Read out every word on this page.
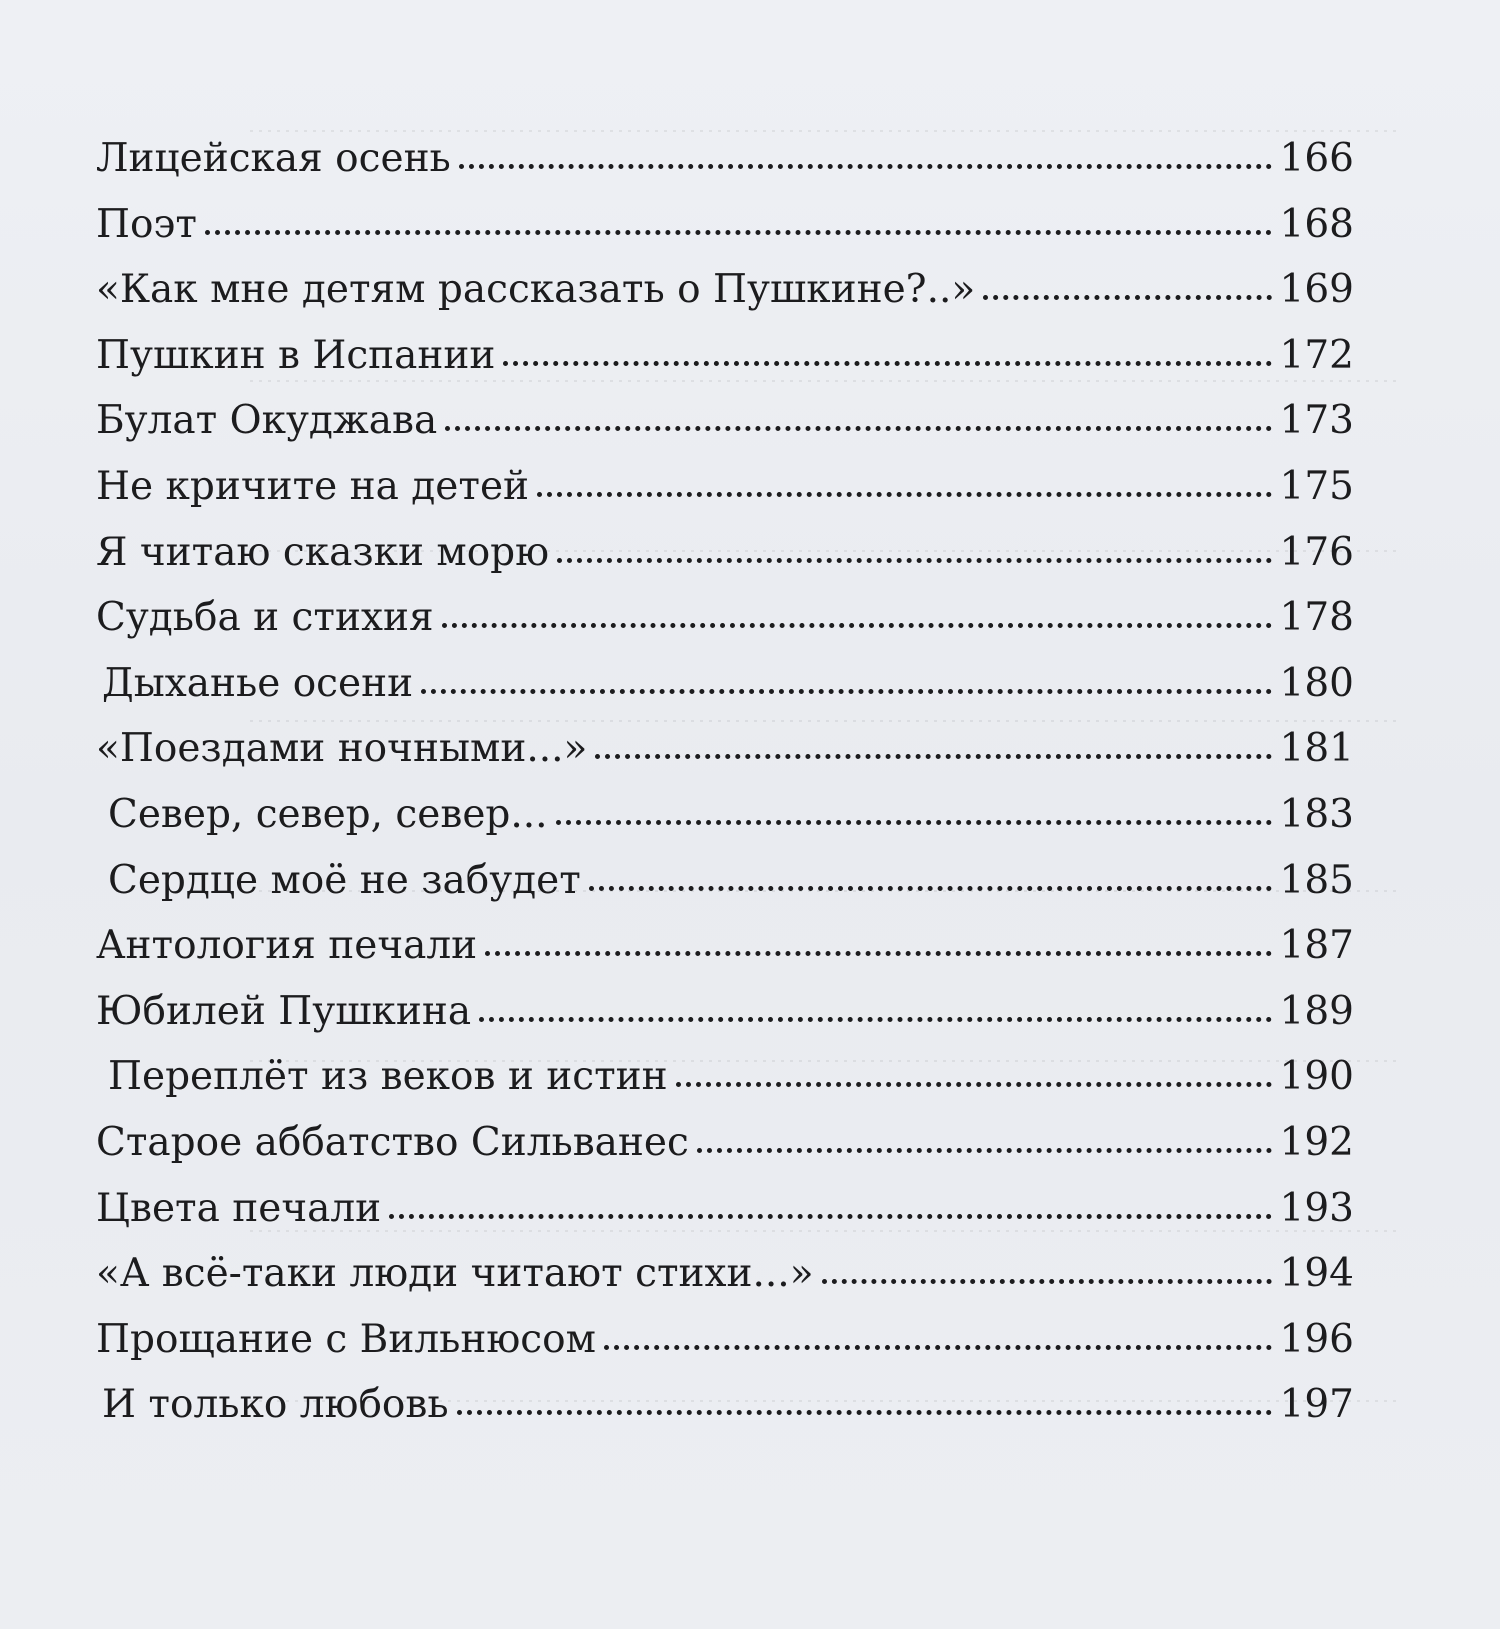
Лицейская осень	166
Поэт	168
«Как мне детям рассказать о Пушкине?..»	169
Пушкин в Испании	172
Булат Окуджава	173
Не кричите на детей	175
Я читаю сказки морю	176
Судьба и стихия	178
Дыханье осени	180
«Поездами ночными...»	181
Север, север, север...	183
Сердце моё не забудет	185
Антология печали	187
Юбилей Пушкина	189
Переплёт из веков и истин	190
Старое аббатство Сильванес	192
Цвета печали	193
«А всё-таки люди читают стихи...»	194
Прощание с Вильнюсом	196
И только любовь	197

──────

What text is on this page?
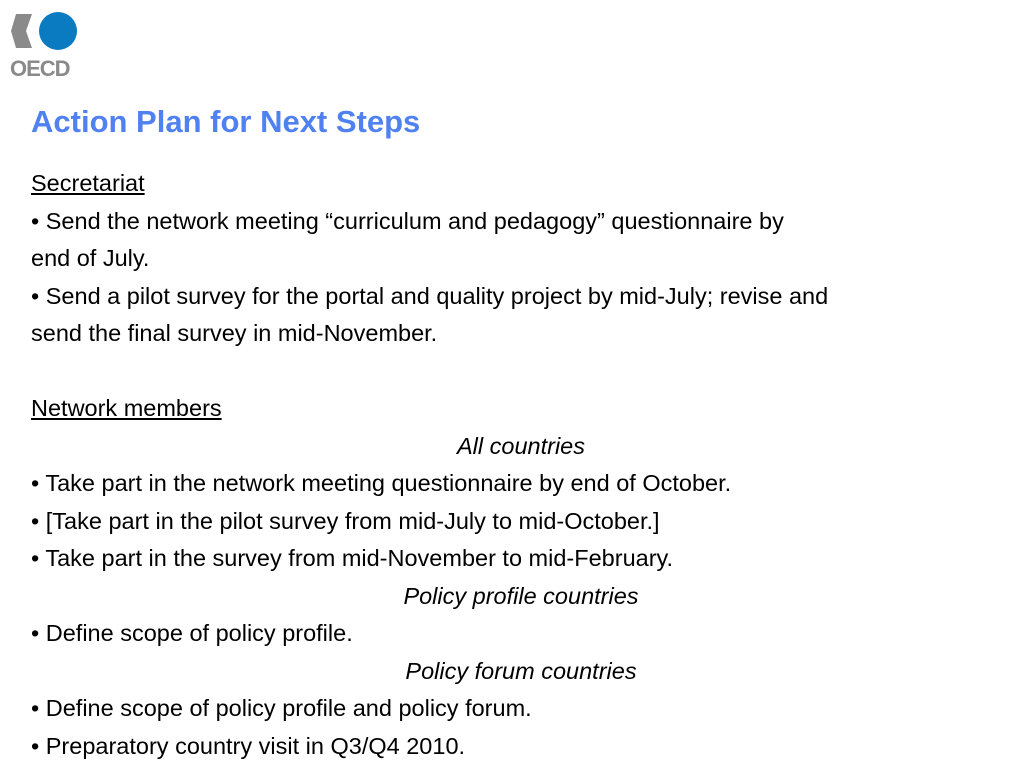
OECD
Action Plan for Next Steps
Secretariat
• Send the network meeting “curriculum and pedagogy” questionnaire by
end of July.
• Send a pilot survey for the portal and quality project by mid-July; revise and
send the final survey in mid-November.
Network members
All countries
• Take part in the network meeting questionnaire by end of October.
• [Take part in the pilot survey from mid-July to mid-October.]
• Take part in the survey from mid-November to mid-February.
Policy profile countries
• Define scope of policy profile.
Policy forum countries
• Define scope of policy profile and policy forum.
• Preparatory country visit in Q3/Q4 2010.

──────

■ Task to carry out
Every line holding "countries" should be copied out.

■ Answer to the task
All countries
Policy profile countries
Policy forum countries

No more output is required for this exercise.